Write the records below out again exactly as given, with no images.

## START

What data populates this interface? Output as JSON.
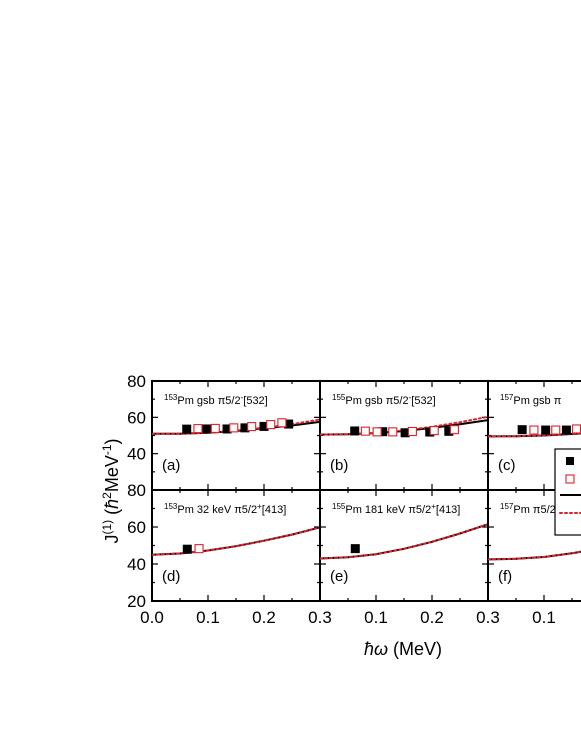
{
  "chart_data": {
    "type": "scatter",
    "xlabel": "ħω (MeV)",
    "ylabel": "J(1) (ħ2MeV-1)",
    "ylabel_parts": {
      "main": "J",
      "sup1": "(1)",
      "open": " (",
      "hbar": "ħ",
      "sup2": "2",
      "unit": "MeV",
      "sup3": "-1",
      "close": ")"
    },
    "xlabel_parts": {
      "symbol": "ħω",
      "unit": " (MeV)"
    },
    "xlim": [
      0.0,
      0.3
    ],
    "xticks": [
      "0.0",
      "0.1",
      "0.2",
      "0.3"
    ],
    "top_row": {
      "ylim": [
        20,
        80
      ],
      "yticks": [
        "40",
        "60",
        "80"
      ]
    },
    "bottom_row": {
      "ylim": [
        20,
        80
      ],
      "yticks": [
        "20",
        "40",
        "60",
        "80"
      ]
    },
    "legend": {
      "placement": "right, partially cropped",
      "markers": [
        "filled-square",
        "open-square",
        "solid-line",
        "dotted-line"
      ]
    },
    "colors": {
      "exp_filled": "#000000",
      "exp_open": "#e0202a",
      "theory_solid": "#000000",
      "theory_dotted": "#e0202a"
    },
    "panels": [
      {
        "label": "(a)",
        "title": {
          "mass": "153",
          "text1": "Pm gsb π5/2",
          "sup": "-",
          "text2": "[532]"
        },
        "filled": [
          [
            0.062,
            53.5
          ],
          [
            0.098,
            53.6
          ],
          [
            0.134,
            53.6
          ],
          [
            0.166,
            54.2
          ],
          [
            0.2,
            55.0
          ],
          [
            0.244,
            56.3
          ]
        ],
        "open": [
          [
            0.082,
            53.8
          ],
          [
            0.113,
            53.9
          ],
          [
            0.146,
            54.2
          ],
          [
            0.178,
            54.9
          ],
          [
            0.212,
            56.0
          ],
          [
            0.232,
            57.0
          ]
        ],
        "solid": [
          [
            0.0,
            51.0
          ],
          [
            0.05,
            51.0
          ],
          [
            0.1,
            51.5
          ],
          [
            0.15,
            52.5
          ],
          [
            0.2,
            54.0
          ],
          [
            0.25,
            55.5
          ],
          [
            0.3,
            57.5
          ]
        ],
        "dotted": [
          [
            0.0,
            51.0
          ],
          [
            0.05,
            51.0
          ],
          [
            0.1,
            51.5
          ],
          [
            0.15,
            52.7
          ],
          [
            0.2,
            54.3
          ],
          [
            0.25,
            56.2
          ],
          [
            0.3,
            58.8
          ]
        ]
      },
      {
        "label": "(b)",
        "title": {
          "mass": "155",
          "text1": "Pm gsb π5/2",
          "sup": "-",
          "text2": "[532]"
        },
        "filled": [
          [
            0.062,
            52.5
          ],
          [
            0.112,
            52.1
          ],
          [
            0.152,
            51.5
          ],
          [
            0.196,
            51.9
          ],
          [
            0.23,
            52.3
          ]
        ],
        "open": [
          [
            0.081,
            52.4
          ],
          [
            0.102,
            52.0
          ],
          [
            0.13,
            52.0
          ],
          [
            0.165,
            52.2
          ],
          [
            0.204,
            52.7
          ],
          [
            0.24,
            53.2
          ]
        ],
        "solid": [
          [
            0.0,
            50.5
          ],
          [
            0.05,
            50.7
          ],
          [
            0.1,
            51.3
          ],
          [
            0.15,
            52.5
          ],
          [
            0.2,
            54.2
          ],
          [
            0.25,
            56.2
          ],
          [
            0.3,
            58.5
          ]
        ],
        "dotted": [
          [
            0.0,
            50.5
          ],
          [
            0.05,
            50.7
          ],
          [
            0.1,
            51.4
          ],
          [
            0.15,
            52.8
          ],
          [
            0.2,
            54.8
          ],
          [
            0.25,
            57.3
          ],
          [
            0.3,
            60.3
          ]
        ]
      },
      {
        "label": "(c)",
        "title": {
          "mass": "157",
          "text1": "Pm gsb π",
          "sup": "",
          "text2": ""
        },
        "filled": [
          [
            0.061,
            53.2
          ],
          [
            0.103,
            53.0
          ],
          [
            0.14,
            53.0
          ]
        ],
        "open": [
          [
            0.082,
            53.0
          ],
          [
            0.121,
            53.0
          ],
          [
            0.158,
            53.6
          ]
        ],
        "solid": [
          [
            0.0,
            49.5
          ],
          [
            0.05,
            49.6
          ],
          [
            0.1,
            50.0
          ],
          [
            0.15,
            50.8
          ],
          [
            0.2,
            52.0
          ],
          [
            0.25,
            53.6
          ],
          [
            0.3,
            55.6
          ]
        ],
        "dotted": [
          [
            0.0,
            49.5
          ],
          [
            0.05,
            49.6
          ],
          [
            0.1,
            50.1
          ],
          [
            0.15,
            51.0
          ],
          [
            0.2,
            52.4
          ],
          [
            0.25,
            54.2
          ],
          [
            0.3,
            56.4
          ]
        ]
      },
      {
        "label": "(d)",
        "title": {
          "mass": "153",
          "text1": "Pm 32 keV π5/2",
          "sup": "+",
          "text2": "[413]"
        },
        "filled": [
          [
            0.063,
            48.0
          ]
        ],
        "open": [
          [
            0.084,
            48.3
          ]
        ],
        "solid": [
          [
            0.0,
            45.0
          ],
          [
            0.05,
            45.7
          ],
          [
            0.1,
            47.3
          ],
          [
            0.15,
            49.6
          ],
          [
            0.2,
            52.6
          ],
          [
            0.25,
            55.9
          ],
          [
            0.3,
            59.8
          ]
        ],
        "dotted": [
          [
            0.0,
            45.0
          ],
          [
            0.05,
            45.7
          ],
          [
            0.1,
            47.3
          ],
          [
            0.15,
            49.6
          ],
          [
            0.2,
            52.6
          ],
          [
            0.25,
            55.9
          ],
          [
            0.3,
            59.8
          ]
        ]
      },
      {
        "label": "(e)",
        "title": {
          "mass": "155",
          "text1": "Pm 181 keV π5/2",
          "sup": "+",
          "text2": "[413]"
        },
        "filled": [
          [
            0.063,
            48.3
          ]
        ],
        "open": [],
        "solid": [
          [
            0.0,
            43.0
          ],
          [
            0.05,
            43.7
          ],
          [
            0.1,
            45.3
          ],
          [
            0.15,
            48.2
          ],
          [
            0.2,
            52.0
          ],
          [
            0.25,
            56.5
          ],
          [
            0.3,
            61.5
          ]
        ],
        "dotted": [
          [
            0.0,
            43.0
          ],
          [
            0.05,
            43.7
          ],
          [
            0.1,
            45.3
          ],
          [
            0.15,
            48.2
          ],
          [
            0.2,
            52.0
          ],
          [
            0.25,
            56.5
          ],
          [
            0.3,
            61.5
          ]
        ]
      },
      {
        "label": "(f)",
        "title": {
          "mass": "157",
          "text1": "Pm π5/2",
          "sup": "",
          "text2": ""
        },
        "filled": [],
        "open": [],
        "solid": [
          [
            0.0,
            42.5
          ],
          [
            0.05,
            42.8
          ],
          [
            0.1,
            43.8
          ],
          [
            0.15,
            45.8
          ],
          [
            0.2,
            48.5
          ]
        ],
        "dotted": [
          [
            0.0,
            42.5
          ],
          [
            0.05,
            42.8
          ],
          [
            0.1,
            43.8
          ],
          [
            0.15,
            45.8
          ],
          [
            0.2,
            48.5
          ]
        ]
      }
    ]
  }
}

## END

- Task result
What data populates this interface? Output as JSON.
{
  "chart_data": {
    "type": "scatter",
    "xlabel": "ħω (MeV)",
    "ylabel": "J(1) (ħ2MeV-1)",
    "ylabel_parts": {
      "main": "J",
      "sup1": "(1)",
      "open": " (",
      "hbar": "ħ",
      "sup2": "2",
      "unit": "MeV",
      "sup3": "-1",
      "close": ")"
    },
    "xlabel_parts": {
      "symbol": "ħω",
      "unit": " (MeV)"
    },
    "xlim": [
      0.0,
      0.3
    ],
    "xticks": [
      "0.0",
      "0.1",
      "0.2",
      "0.3"
    ],
    "top_row": {
      "ylim": [
        20,
        80
      ],
      "yticks": [
        "40",
        "60",
        "80"
      ]
    },
    "bottom_row": {
      "ylim": [
        20,
        80
      ],
      "yticks": [
        "20",
        "40",
        "60",
        "80"
      ]
    },
    "legend": {
      "placement": "right, partially cropped",
      "markers": [
        "filled-square",
        "open-square",
        "solid-line",
        "dotted-line"
      ]
    },
    "colors": {
      "exp_filled": "#000000",
      "exp_open": "#e0202a",
      "theory_solid": "#000000",
      "theory_dotted": "#e0202a"
    },
    "panels": [
      {
        "label": "(a)",
        "title": {
          "mass": "153",
          "text1": "Pm gsb π5/2",
          "sup": "-",
          "text2": "[532]"
        },
        "filled": [
          [
            0.062,
            53.5
          ],
          [
            0.098,
            53.6
          ],
          [
            0.134,
            53.6
          ],
          [
            0.166,
            54.2
          ],
          [
            0.2,
            55.0
          ],
          [
            0.244,
            56.3
          ]
        ],
        "open": [
          [
            0.082,
            53.8
          ],
          [
            0.113,
            53.9
          ],
          [
            0.146,
            54.2
          ],
          [
            0.178,
            54.9
          ],
          [
            0.212,
            56.0
          ],
          [
            0.232,
            57.0
          ]
        ],
        "solid": [
          [
            0.0,
            51.0
          ],
          [
            0.05,
            51.0
          ],
          [
            0.1,
            51.5
          ],
          [
            0.15,
            52.5
          ],
          [
            0.2,
            54.0
          ],
          [
            0.25,
            55.5
          ],
          [
            0.3,
            57.5
          ]
        ],
        "dotted": [
          [
            0.0,
            51.0
          ],
          [
            0.05,
            51.0
          ],
          [
            0.1,
            51.5
          ],
          [
            0.15,
            52.7
          ],
          [
            0.2,
            54.3
          ],
          [
            0.25,
            56.2
          ],
          [
            0.3,
            58.8
          ]
        ]
      },
      {
        "label": "(b)",
        "title": {
          "mass": "155",
          "text1": "Pm gsb π5/2",
          "sup": "-",
          "text2": "[532]"
        },
        "filled": [
          [
            0.062,
            52.5
          ],
          [
            0.112,
            52.1
          ],
          [
            0.152,
            51.5
          ],
          [
            0.196,
            51.9
          ],
          [
            0.23,
            52.3
          ]
        ],
        "open": [
          [
            0.081,
            52.4
          ],
          [
            0.102,
            52.0
          ],
          [
            0.13,
            52.0
          ],
          [
            0.165,
            52.2
          ],
          [
            0.204,
            52.7
          ],
          [
            0.24,
            53.2
          ]
        ],
        "solid": [
          [
            0.0,
            50.5
          ],
          [
            0.05,
            50.7
          ],
          [
            0.1,
            51.3
          ],
          [
            0.15,
            52.5
          ],
          [
            0.2,
            54.2
          ],
          [
            0.25,
            56.2
          ],
          [
            0.3,
            58.5
          ]
        ],
        "dotted": [
          [
            0.0,
            50.5
          ],
          [
            0.05,
            50.7
          ],
          [
            0.1,
            51.4
          ],
          [
            0.15,
            52.8
          ],
          [
            0.2,
            54.8
          ],
          [
            0.25,
            57.3
          ],
          [
            0.3,
            60.3
          ]
        ]
      },
      {
        "label": "(c)",
        "title": {
          "mass": "157",
          "text1": "Pm gsb π",
          "sup": "",
          "text2": ""
        },
        "filled": [
          [
            0.061,
            53.2
          ],
          [
            0.103,
            53.0
          ],
          [
            0.14,
            53.0
          ]
        ],
        "open": [
          [
            0.082,
            53.0
          ],
          [
            0.121,
            53.0
          ],
          [
            0.158,
            53.6
          ]
        ],
        "solid": [
          [
            0.0,
            49.5
          ],
          [
            0.05,
            49.6
          ],
          [
            0.1,
            50.0
          ],
          [
            0.15,
            50.8
          ],
          [
            0.2,
            52.0
          ],
          [
            0.25,
            53.6
          ],
          [
            0.3,
            55.6
          ]
        ],
        "dotted": [
          [
            0.0,
            49.5
          ],
          [
            0.05,
            49.6
          ],
          [
            0.1,
            50.1
          ],
          [
            0.15,
            51.0
          ],
          [
            0.2,
            52.4
          ],
          [
            0.25,
            54.2
          ],
          [
            0.3,
            56.4
          ]
        ]
      },
      {
        "label": "(d)",
        "title": {
          "mass": "153",
          "text1": "Pm 32 keV π5/2",
          "sup": "+",
          "text2": "[413]"
        },
        "filled": [
          [
            0.063,
            48.0
          ]
        ],
        "open": [
          [
            0.084,
            48.3
          ]
        ],
        "solid": [
          [
            0.0,
            45.0
          ],
          [
            0.05,
            45.7
          ],
          [
            0.1,
            47.3
          ],
          [
            0.15,
            49.6
          ],
          [
            0.2,
            52.6
          ],
          [
            0.25,
            55.9
          ],
          [
            0.3,
            59.8
          ]
        ],
        "dotted": [
          [
            0.0,
            45.0
          ],
          [
            0.05,
            45.7
          ],
          [
            0.1,
            47.3
          ],
          [
            0.15,
            49.6
          ],
          [
            0.2,
            52.6
          ],
          [
            0.25,
            55.9
          ],
          [
            0.3,
            59.8
          ]
        ]
      },
      {
        "label": "(e)",
        "title": {
          "mass": "155",
          "text1": "Pm 181 keV π5/2",
          "sup": "+",
          "text2": "[413]"
        },
        "filled": [
          [
            0.063,
            48.3
          ]
        ],
        "open": [],
        "solid": [
          [
            0.0,
            43.0
          ],
          [
            0.05,
            43.7
          ],
          [
            0.1,
            45.3
          ],
          [
            0.15,
            48.2
          ],
          [
            0.2,
            52.0
          ],
          [
            0.25,
            56.5
          ],
          [
            0.3,
            61.5
          ]
        ],
        "dotted": [
          [
            0.0,
            43.0
          ],
          [
            0.05,
            43.7
          ],
          [
            0.1,
            45.3
          ],
          [
            0.15,
            48.2
          ],
          [
            0.2,
            52.0
          ],
          [
            0.25,
            56.5
          ],
          [
            0.3,
            61.5
          ]
        ]
      },
      {
        "label": "(f)",
        "title": {
          "mass": "157",
          "text1": "Pm π5/2",
          "sup": "",
          "text2": ""
        },
        "filled": [],
        "open": [],
        "solid": [
          [
            0.0,
            42.5
          ],
          [
            0.05,
            42.8
          ],
          [
            0.1,
            43.8
          ],
          [
            0.15,
            45.8
          ],
          [
            0.2,
            48.5
          ]
        ],
        "dotted": [
          [
            0.0,
            42.5
          ],
          [
            0.05,
            42.8
          ],
          [
            0.1,
            43.8
          ],
          [
            0.15,
            45.8
          ],
          [
            0.2,
            48.5
          ]
        ]
      }
    ]
  }
}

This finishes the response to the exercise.